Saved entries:
────
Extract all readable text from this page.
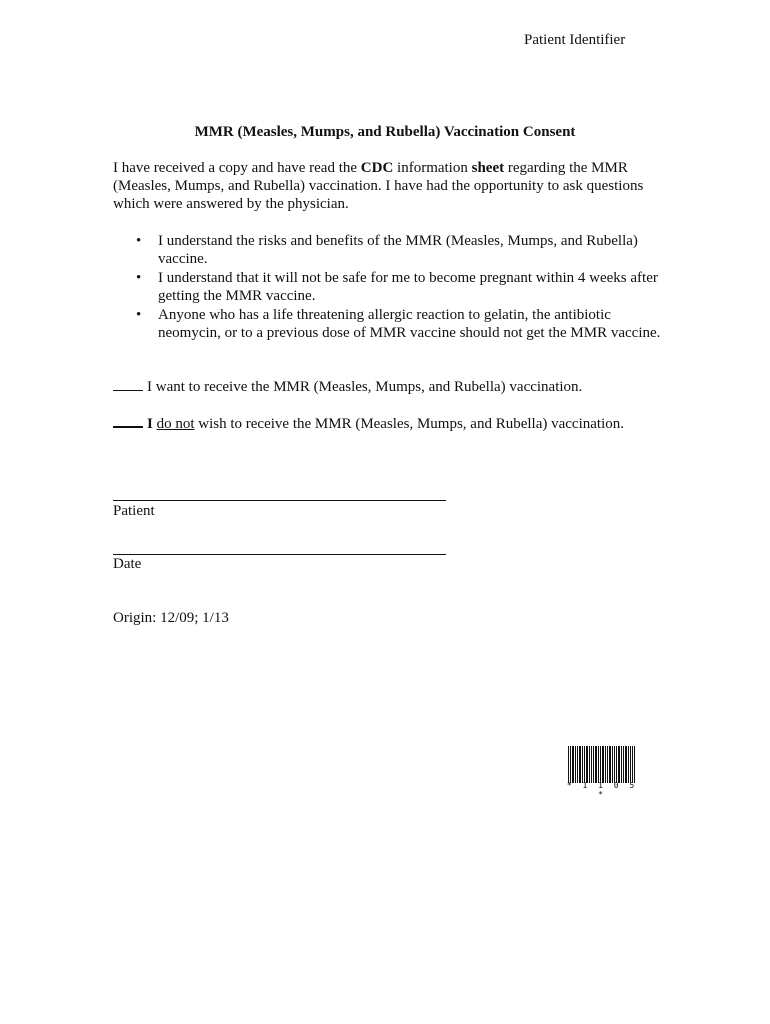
Patient Identifier
MMR (Measles, Mumps, and Rubella) Vaccination Consent
I have received a copy and have read the CDC information sheet regarding the MMR (Measles, Mumps, and Rubella) vaccination. I have had the opportunity to ask questions which were answered by the physician.
• I understand the risks and benefits of the MMR (Measles, Mumps, and Rubella) vaccine.
• I understand that it will not be safe for me to become pregnant within 4 weeks after getting the MMR vaccine.
• Anyone who has a life threatening allergic reaction to gelatin, the antibiotic neomycin, or to a previous dose of MMR vaccine should not get the MMR vaccine.
I want to receive the MMR (Measles, Mumps, and Rubella) vaccination.
I do not wish to receive the MMR (Measles, Mumps, and Rubella) vaccination.
Patient
Date
Origin: 12/09; 1/13
* 1 1 0 5 *
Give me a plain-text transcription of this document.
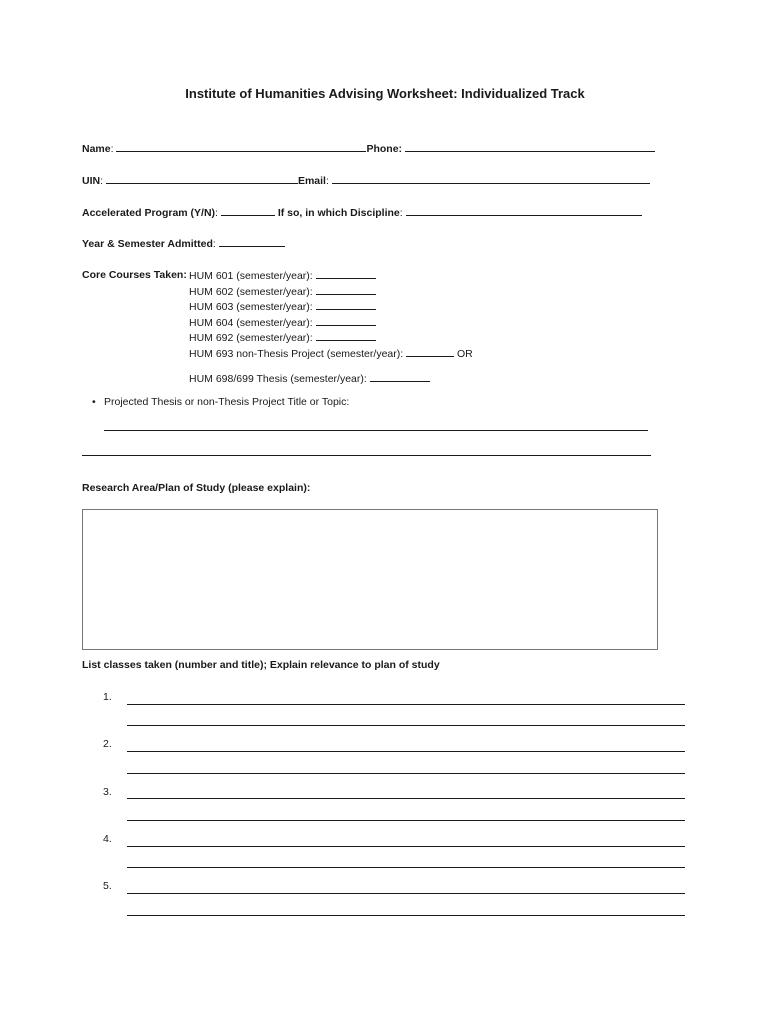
Institute of Humanities Advising Worksheet: Individualized Track
Name:	Phone:
UIN:	Email:
Accelerated Program (Y/N):	If so, in which Discipline:
Year & Semester Admitted:
Core Courses Taken: HUM 601 (semester/year):
HUM 602 (semester/year):
HUM 603 (semester/year):
HUM 604 (semester/year):
HUM 692 (semester/year):
HUM 693 non-Thesis Project (semester/year):	OR
HUM 698/699 Thesis (semester/year):
• Projected Thesis or non-Thesis Project Title or Topic:
Research Area/Plan of Study (please explain):
List classes taken (number and title); Explain relevance to plan of study
1.
2.
3.
4.
5.
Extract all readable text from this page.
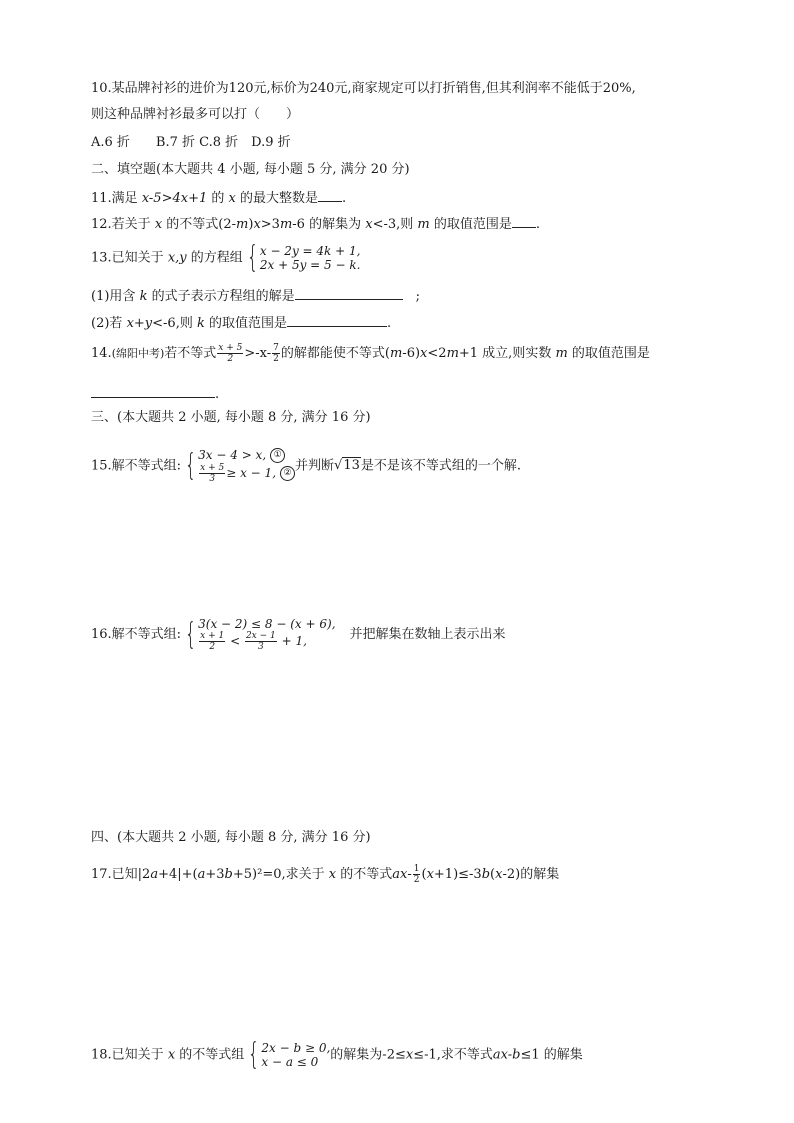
10.某品牌衬衫的进价为120元,标价为240元,商家规定可以打折销售,但其利润率不能低于20%,
则这种品牌衬衫最多可以打（　　）
A.6 折　　B.7 折 C.8 折　D.9 折
二、填空题(本大题共 4 小题, 每小题 5 分, 满分 20 分)
11.满足 x-5>4x+1 的 x 的最大整数是 .
12.若关于 x 的不等式(2-m)x>3m-6 的解集为 x<-3,则 m 的取值范围是 .
13.已知关于 x,y 的方程组 { x − 2y = 4k + 1,
2x + 5y = 5 − k.
(1)用含 k 的式子表示方程组的解是	　;
(2)若 x+y<-6,则 k 的取值范围是	.
14.(绵阳中考)若不等式 $\frac{x + 5}{2} >-x- \frac{7}{2}$ 的解都能使不等式(m-6)x<2m+1 成立,则实数 m 的取值范围是
.
三、(本大题共 2 小题, 每小题 8 分, 满分 16 分)
15.解不等式组: { 3x − 4 > x, ①
$\frac{x + 5}{3} \ge x - 1$, ② 并判断√13是不是该不等式组的一个解.
16.解不等式组: { 3(x − 2) ≤ 8 − (x + 6),
$\frac{x + 1}{2} < \frac{2x - 1}{3} + 1$,	并把解集在数轴上表示出来
四、(本大题共 2 小题, 每小题 8 分, 满分 16 分)
17.已知|2a+4|+(a+3b+5)²=0,求关于 x 的不等式$ax- \frac{1}{2} (x+1)\le-3b(x-2)$的解集
18.已知关于 x 的不等式组 { 2x − b ≥ 0,
x − a ≤ 0 的解集为-2≤x≤-1,求不等式ax-b≤1 的解集
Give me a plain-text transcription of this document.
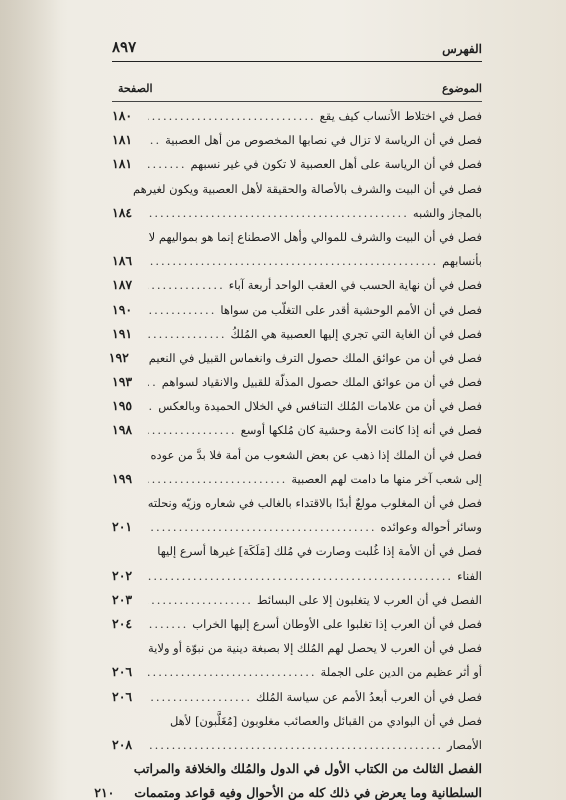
٨٩٧	الفهرس
الصفحة	الموضوع
فصل في اختلاط الأنساب كيف يقع
.....
١٨٠
فصل في أن الرياسة لا تزال في نصابها المخصوص من أهل العصبية
.....
١٨١
فصل في أن الرياسة على أهل العصبية لا تكون في غير نسبهم
.....
١٨١
فصل في أن البيت والشرف بالأصالة والحقيقة لأهل العصبية ويكون لغيرهم
بالمجاز والشبه
.....
١٨٤
فصل في أن البيت والشرف للموالي وأهل الاصطناع إنما هو بمواليهم لا
بأنسابهم
.....
١٨٦
فصل في أن نهاية الحسب في العقب الواحد أربعة آباء
.....
١٨٧
فصل في أن الأمم الوحشية أقدر على التغلّب من سواها
.....
١٩٠
فصل في أن الغاية التي تجري إليها العصبية هي المُلكُ
.....
١٩١
فصل في أن من عوائق الملك حصول الترف وانغماس القبيل في النعيم
١٩٢
فصل في أن من عوائق الملك حصول المذلّة للقبيل والانقياد لسواهم
.....
١٩٣
فصل في أن من علامات المُلك التنافس في الخلال الحميدة وبالعكس
.....
١٩٥
فصل في أنه إذا كانت الأمة وحشية كان مُلكها أوسع
.....
١٩٨
فصل في أن الملك إذا ذهب عن بعض الشعوب من أمة فلا بدَّ من عوده
إلى شعب آخر منها ما دامت لهم العصبية
.....
١٩٩
فصل في أن المغلوب مولعٌ أبدًا بالاقتداء بالغالب في شعاره وزيّه ونحلته
وسائر أحواله وعوائده
.....
٢٠١
فصل في أن الأمة إذا غُلبت وصارت في مُلك [مَلَكَة] غيرها أسرع إليها
الفناء
.....
٢٠٢
الفصل في أن العرب لا يتغلبون إلا على البسائط
.....
٢٠٣
فصل في أن العرب إذا تغلبوا على الأوطان أسرع إليها الخراب
.....
٢٠٤
فصل في أن العرب لا يحصل لهم المُلك إلا بصبغة دينية من نبوّة أو ولاية
أو أثر عظيم من الدين على الجملة
.....
٢٠٦
فصل في أن العرب أبعدُ الأمم عن سياسة المُلك
.....
٢٠٦
فصل في أن البوادي من القبائل والعصائب مغلوبون [مُغَلَّبون] لأهل
الأمصار
.....
٢٠٨
الفصل الثالث من الكتاب الأول في الدول والمُلك والخلافة والمراتب
السلطانية وما يعرض في ذلك كله من الأحوال وفيه قواعد ومتممات
٢١٠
────
Repeat the records above exactly, leaving out the pictures.

__Response below__:
Extract all readable text from this page.
Patient Identifier
MMR (Measles, Mumps, and Rubella) Vaccination Consent
I have received a copy and have read the CDC information sheet regarding the MMR (Measles, Mumps, and Rubella) vaccination. I have had the opportunity to ask questions which were answered by the physician.
• I understand the risks and benefits of the MMR (Measles, Mumps, and Rubella) vaccine.
• I understand that it will not be safe for me to become pregnant within 4 weeks after getting the MMR vaccine.
• Anyone who has a life threatening allergic reaction to gelatin, the antibiotic neomycin, or to a previous dose of MMR vaccine should not get the MMR vaccine.
I want to receive the MMR (Measles, Mumps, and Rubella) vaccination.
I do not wish to receive the MMR (Measles, Mumps, and Rubella) vaccination.
Patient
Date
Origin: 12/09; 1/13
* 1 1 0 5 *
Give me a plain-text transcription of this document.
Institute of Humanities Advising Worksheet: Individualized Track
Name:	Phone:
UIN:	Email:
Accelerated Program (Y/N):	If so, in which Discipline:
Year & Semester Admitted:
Core Courses Taken: HUM 601 (semester/year):
HUM 602 (semester/year):
HUM 603 (semester/year):
HUM 604 (semester/year):
HUM 692 (semester/year):
HUM 693 non-Thesis Project (semester/year):	OR
HUM 698/699 Thesis (semester/year):
• Projected Thesis or non-Thesis Project Title or Topic:
Research Area/Plan of Study (please explain):
List classes taken (number and title); Explain relevance to plan of study
1.
2.
3.
4.
5.
Extract all readable text from this page.
10.某品牌衬衫的进价为120元,标价为240元,商家规定可以打折销售,但其利润率不能低于20%,
则这种品牌衬衫最多可以打（　　）
A.6 折　　B.7 折 C.8 折　D.9 折
二、填空题(本大题共 4 小题, 每小题 5 分, 满分 20 分)
11.满足 x-5>4x+1 的 x 的最大整数是 .
12.若关于 x 的不等式(2-m)x>3m-6 的解集为 x<-3,则 m 的取值范围是 .
13.已知关于 x,y 的方程组 { x − 2y = 4k + 1,
2x + 5y = 5 − k.
(1)用含 k 的式子表示方程组的解是	　;
(2)若 x+y<-6,则 k 的取值范围是	.
14.(绵阳中考)若不等式 $\frac{x + 5}{2} >-x- \frac{7}{2}$ 的解都能使不等式(m-6)x<2m+1 成立,则实数 m 的取值范围是
.
三、(本大题共 2 小题, 每小题 8 分, 满分 16 分)
15.解不等式组: { 3x − 4 > x, ①
$\frac{x + 5}{3} \ge x - 1$, ② 并判断√13是不是该不等式组的一个解.
16.解不等式组: { 3(x − 2) ≤ 8 − (x + 6),
$\frac{x + 1}{2} < \frac{2x - 1}{3} + 1$,	并把解集在数轴上表示出来
四、(本大题共 2 小题, 每小题 8 分, 满分 16 分)
17.已知|2a+4|+(a+3b+5)²=0,求关于 x 的不等式$ax- \frac{1}{2} (x+1)\le-3b(x-2)$的解集
18.已知关于 x 的不等式组 { 2x − b ≥ 0,
x − a ≤ 0 的解集为-2≤x≤-1,求不等式ax-b≤1 的解集
Give me a plain-text transcription of this document.
٨٩٧	الفهرس
الصفحة	الموضوع
فصل في اختلاط الأنساب كيف يقع
.....
١٨٠
فصل في أن الرياسة لا تزال في نصابها المخصوص من أهل العصبية
.....
١٨١
فصل في أن الرياسة على أهل العصبية لا تكون في غير نسبهم
.....
١٨١
فصل في أن البيت والشرف بالأصالة والحقيقة لأهل العصبية ويكون لغيرهم
بالمجاز والشبه
.....
١٨٤
فصل في أن البيت والشرف للموالي وأهل الاصطناع إنما هو بمواليهم لا
بأنسابهم
.....
١٨٦
فصل في أن نهاية الحسب في العقب الواحد أربعة آباء
.....
١٨٧
فصل في أن الأمم الوحشية أقدر على التغلّب من سواها
.....
١٩٠
فصل في أن الغاية التي تجري إليها العصبية هي المُلكُ
.....
١٩١
فصل في أن من عوائق الملك حصول الترف وانغماس القبيل في النعيم
١٩٢
فصل في أن من عوائق الملك حصول المذلّة للقبيل والانقياد لسواهم
.....
١٩٣
فصل في أن من علامات المُلك التنافس في الخلال الحميدة وبالعكس
.....
١٩٥
فصل في أنه إذا كانت الأمة وحشية كان مُلكها أوسع
.....
١٩٨
فصل في أن الملك إذا ذهب عن بعض الشعوب من أمة فلا بدَّ من عوده
إلى شعب آخر منها ما دامت لهم العصبية
.....
١٩٩
فصل في أن المغلوب مولعٌ أبدًا بالاقتداء بالغالب في شعاره وزيّه ونحلته
وسائر أحواله وعوائده
.....
٢٠١
فصل في أن الأمة إذا غُلبت وصارت في مُلك [مَلَكَة] غيرها أسرع إليها
الفناء
.....
٢٠٢
الفصل في أن العرب لا يتغلبون إلا على البسائط
.....
٢٠٣
فصل في أن العرب إذا تغلبوا على الأوطان أسرع إليها الخراب
.....
٢٠٤
فصل في أن العرب لا يحصل لهم المُلك إلا بصبغة دينية من نبوّة أو ولاية
أو أثر عظيم من الدين على الجملة
.....
٢٠٦
فصل في أن العرب أبعدُ الأمم عن سياسة المُلك
.....
٢٠٦
فصل في أن البوادي من القبائل والعصائب مغلوبون [مُغَلَّبون] لأهل
الأمصار
.....
٢٠٨
الفصل الثالث من الكتاب الأول في الدول والمُلك والخلافة والمراتب
السلطانية وما يعرض في ذلك كله من الأحوال وفيه قواعد ومتممات
٢١٠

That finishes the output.